## Task inputs

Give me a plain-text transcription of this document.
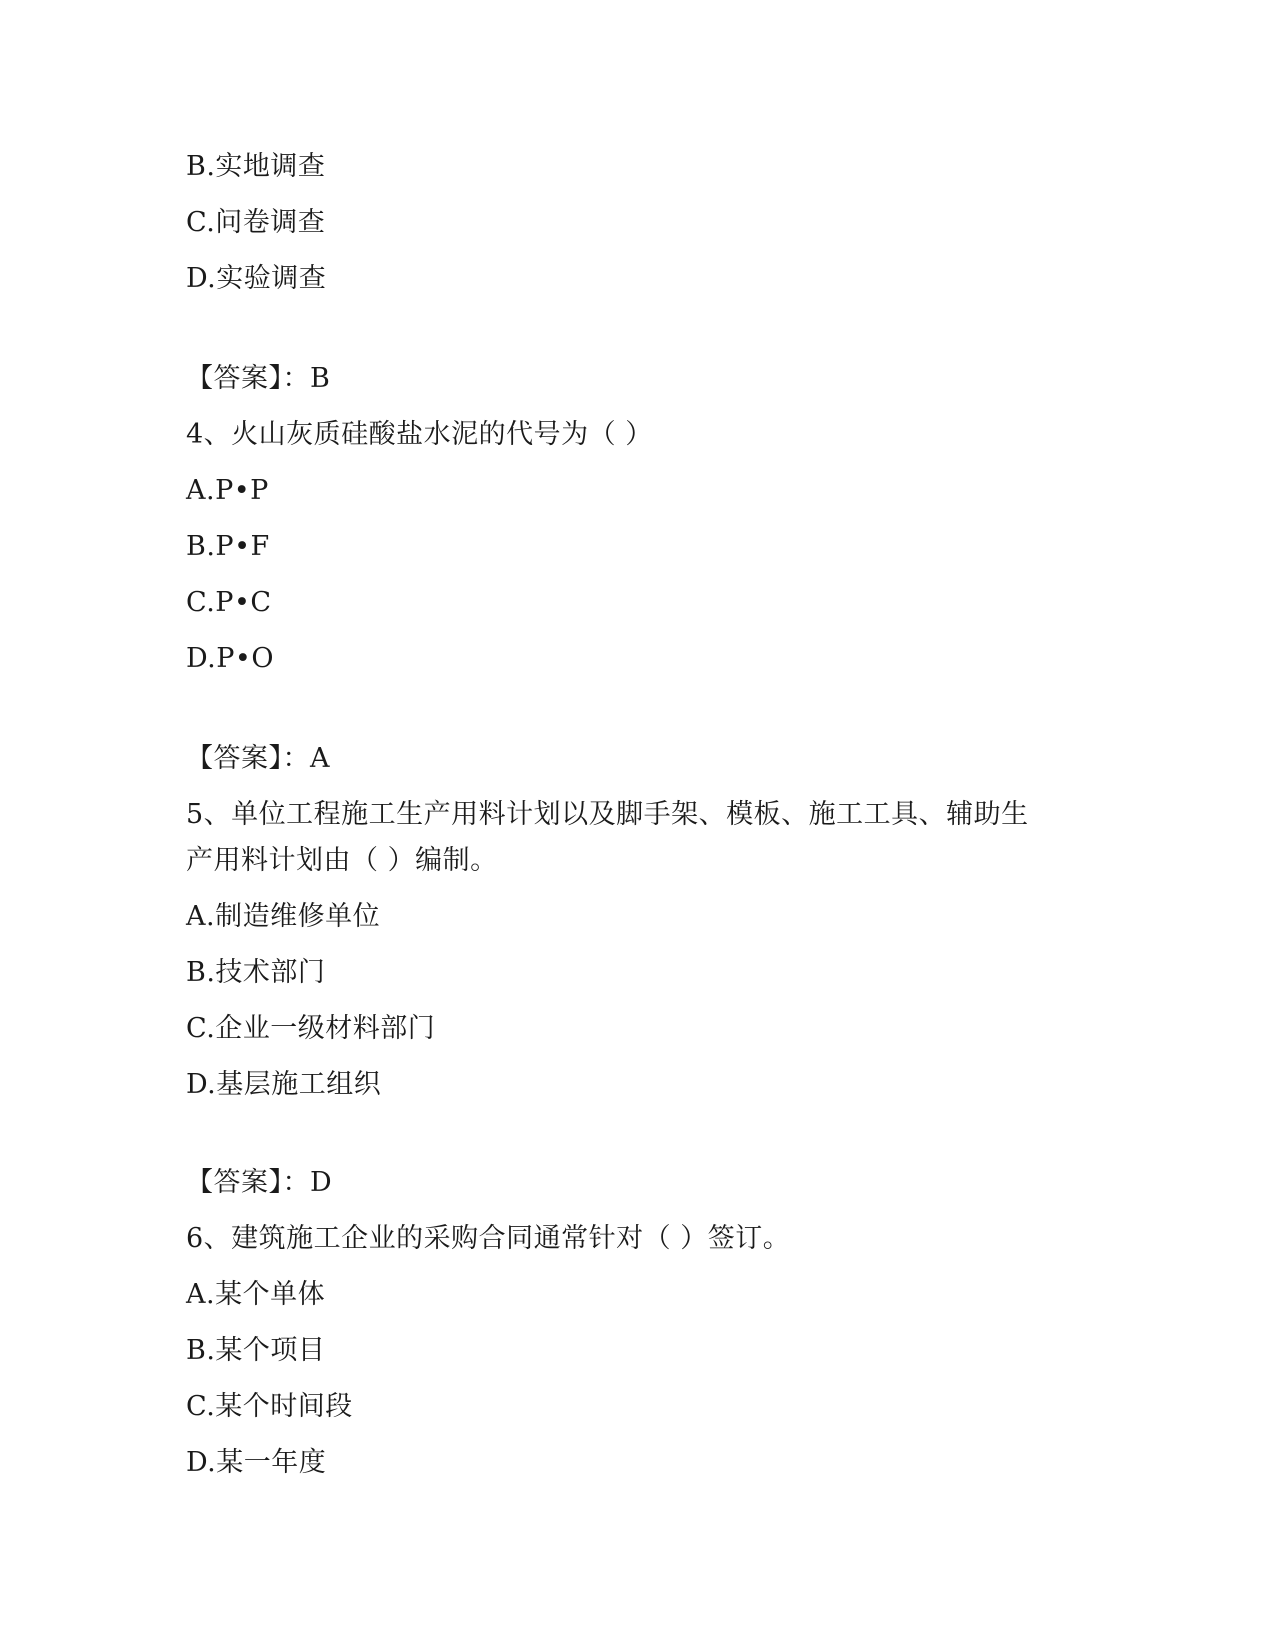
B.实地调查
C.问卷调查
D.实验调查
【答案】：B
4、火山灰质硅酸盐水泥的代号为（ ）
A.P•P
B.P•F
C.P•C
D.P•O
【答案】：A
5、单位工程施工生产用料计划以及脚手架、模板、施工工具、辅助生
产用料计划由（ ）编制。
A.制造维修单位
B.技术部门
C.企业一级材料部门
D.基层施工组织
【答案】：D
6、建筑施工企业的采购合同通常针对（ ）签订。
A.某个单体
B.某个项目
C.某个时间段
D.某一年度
---
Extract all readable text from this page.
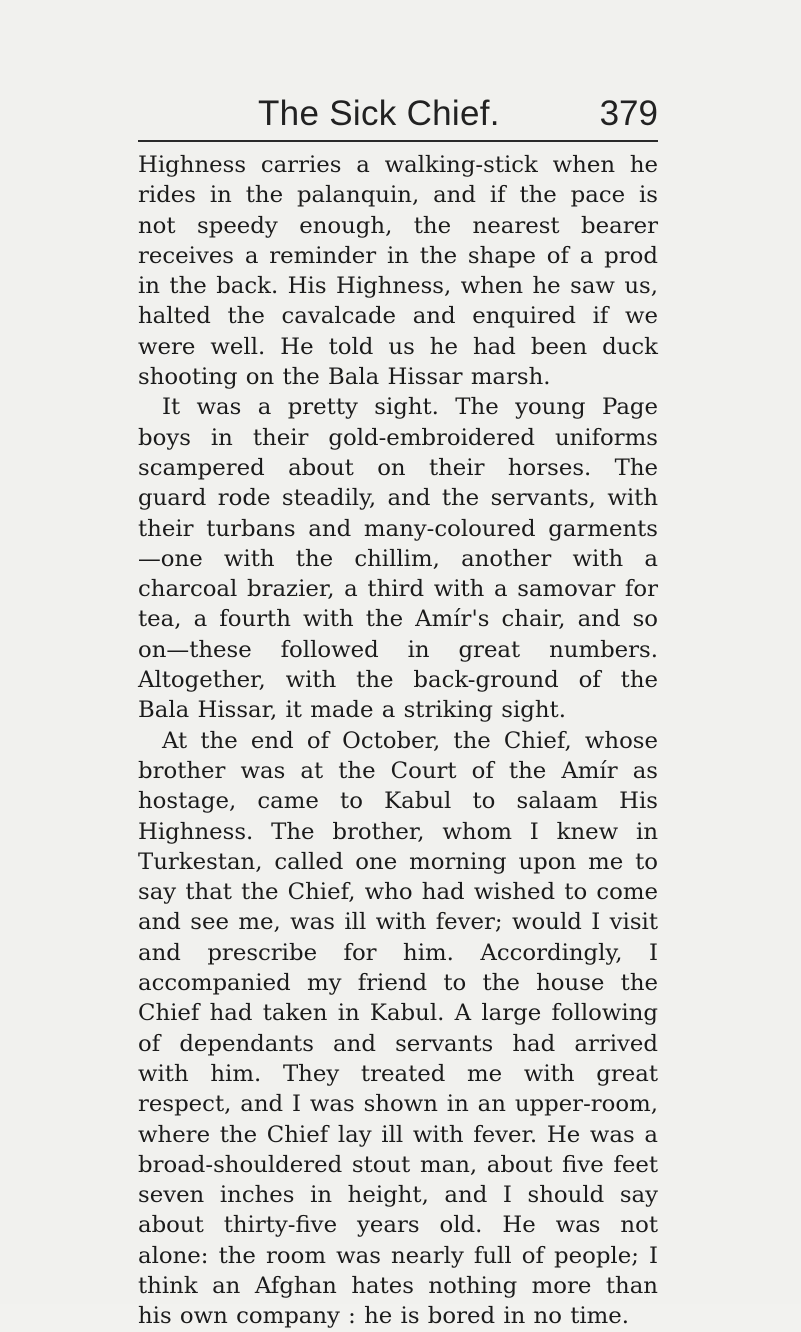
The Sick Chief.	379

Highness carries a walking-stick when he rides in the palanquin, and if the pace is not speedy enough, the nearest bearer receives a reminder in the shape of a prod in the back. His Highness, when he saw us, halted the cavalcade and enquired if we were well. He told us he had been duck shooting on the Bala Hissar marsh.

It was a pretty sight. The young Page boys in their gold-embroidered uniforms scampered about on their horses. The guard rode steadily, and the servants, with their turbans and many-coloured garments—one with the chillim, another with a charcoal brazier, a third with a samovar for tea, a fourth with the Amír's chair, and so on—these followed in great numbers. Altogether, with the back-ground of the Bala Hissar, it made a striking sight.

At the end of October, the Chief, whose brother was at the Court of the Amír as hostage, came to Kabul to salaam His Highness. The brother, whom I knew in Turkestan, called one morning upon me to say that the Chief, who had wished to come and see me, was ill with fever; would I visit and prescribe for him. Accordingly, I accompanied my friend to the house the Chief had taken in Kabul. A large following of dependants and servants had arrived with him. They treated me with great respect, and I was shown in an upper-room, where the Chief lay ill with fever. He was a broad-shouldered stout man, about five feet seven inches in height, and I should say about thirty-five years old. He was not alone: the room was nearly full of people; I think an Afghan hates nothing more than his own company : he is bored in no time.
---
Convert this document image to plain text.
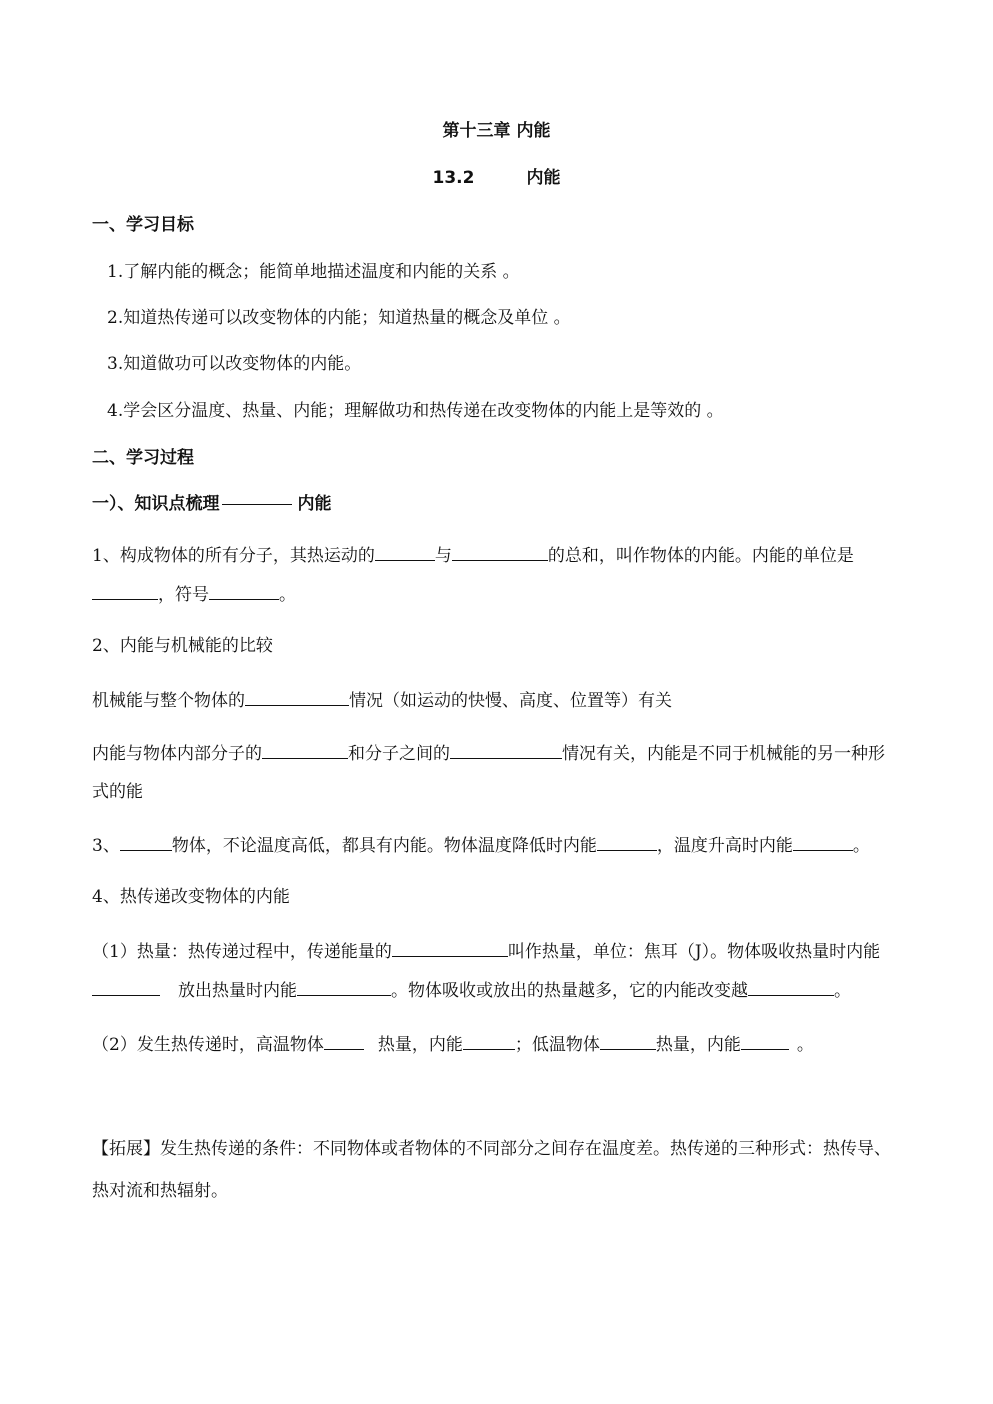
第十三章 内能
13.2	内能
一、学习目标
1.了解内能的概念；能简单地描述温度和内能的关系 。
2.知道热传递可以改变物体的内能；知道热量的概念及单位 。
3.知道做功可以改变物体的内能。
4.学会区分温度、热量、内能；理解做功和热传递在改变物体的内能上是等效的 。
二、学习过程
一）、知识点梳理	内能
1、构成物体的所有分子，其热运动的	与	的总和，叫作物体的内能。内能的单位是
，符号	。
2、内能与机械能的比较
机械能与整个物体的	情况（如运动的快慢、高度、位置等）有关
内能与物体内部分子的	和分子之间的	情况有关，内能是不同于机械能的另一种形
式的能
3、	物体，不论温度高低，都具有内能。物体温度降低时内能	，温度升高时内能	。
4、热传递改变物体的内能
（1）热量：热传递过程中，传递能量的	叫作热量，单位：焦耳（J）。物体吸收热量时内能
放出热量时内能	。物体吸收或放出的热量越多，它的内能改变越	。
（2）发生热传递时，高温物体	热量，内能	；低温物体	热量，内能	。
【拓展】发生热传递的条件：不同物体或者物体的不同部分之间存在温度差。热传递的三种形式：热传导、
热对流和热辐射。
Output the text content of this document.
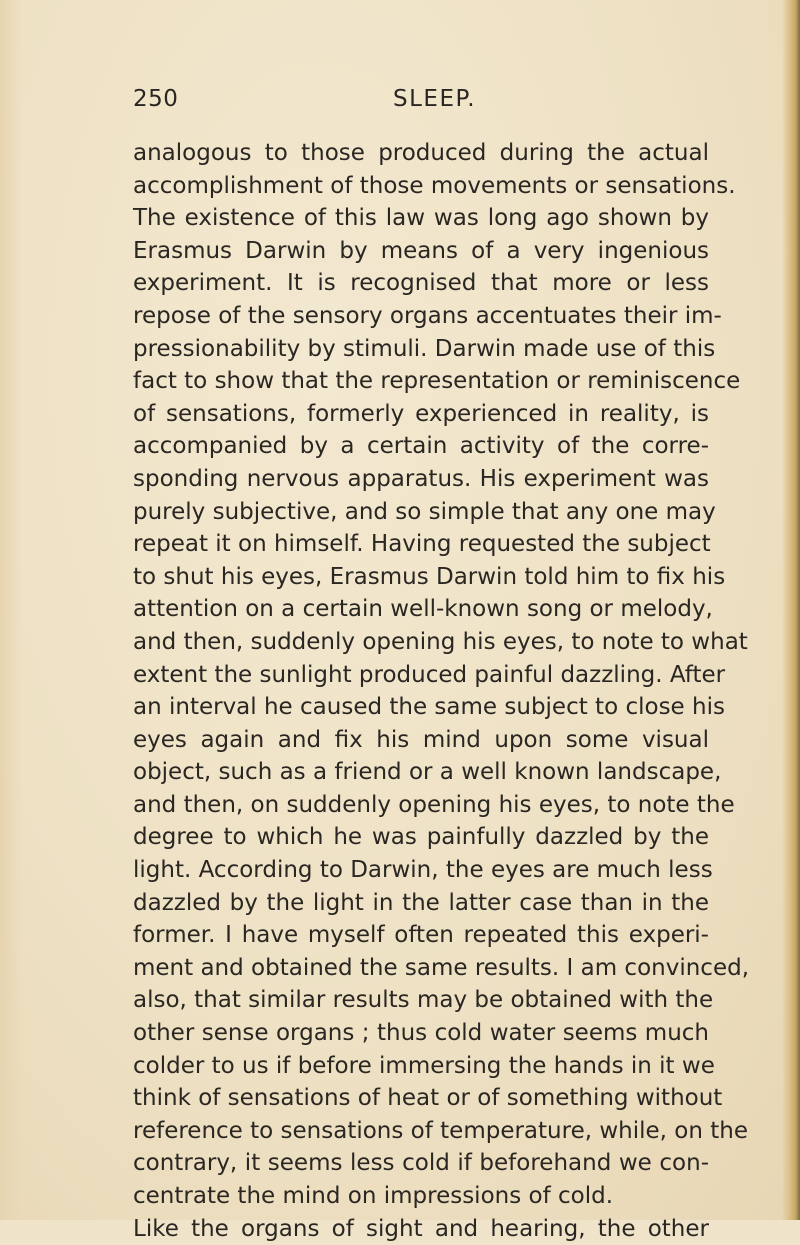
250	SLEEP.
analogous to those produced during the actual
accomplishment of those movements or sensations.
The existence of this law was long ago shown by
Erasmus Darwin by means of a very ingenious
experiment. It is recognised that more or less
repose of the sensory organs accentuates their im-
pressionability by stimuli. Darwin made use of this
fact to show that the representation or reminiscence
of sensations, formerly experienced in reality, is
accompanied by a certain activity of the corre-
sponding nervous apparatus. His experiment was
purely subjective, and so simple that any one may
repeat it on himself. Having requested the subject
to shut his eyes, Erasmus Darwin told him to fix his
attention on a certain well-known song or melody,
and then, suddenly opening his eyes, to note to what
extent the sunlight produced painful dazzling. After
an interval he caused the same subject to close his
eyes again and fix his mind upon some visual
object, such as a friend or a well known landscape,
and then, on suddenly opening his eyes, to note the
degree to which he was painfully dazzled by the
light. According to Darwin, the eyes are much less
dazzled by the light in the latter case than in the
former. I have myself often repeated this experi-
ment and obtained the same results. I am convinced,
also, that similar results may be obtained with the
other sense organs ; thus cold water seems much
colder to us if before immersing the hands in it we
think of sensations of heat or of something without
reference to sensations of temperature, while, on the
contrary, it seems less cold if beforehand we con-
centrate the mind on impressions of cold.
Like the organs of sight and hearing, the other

## What is required
Count the lines that include the word "their" and state the result as a bare number.

## Expected answer
2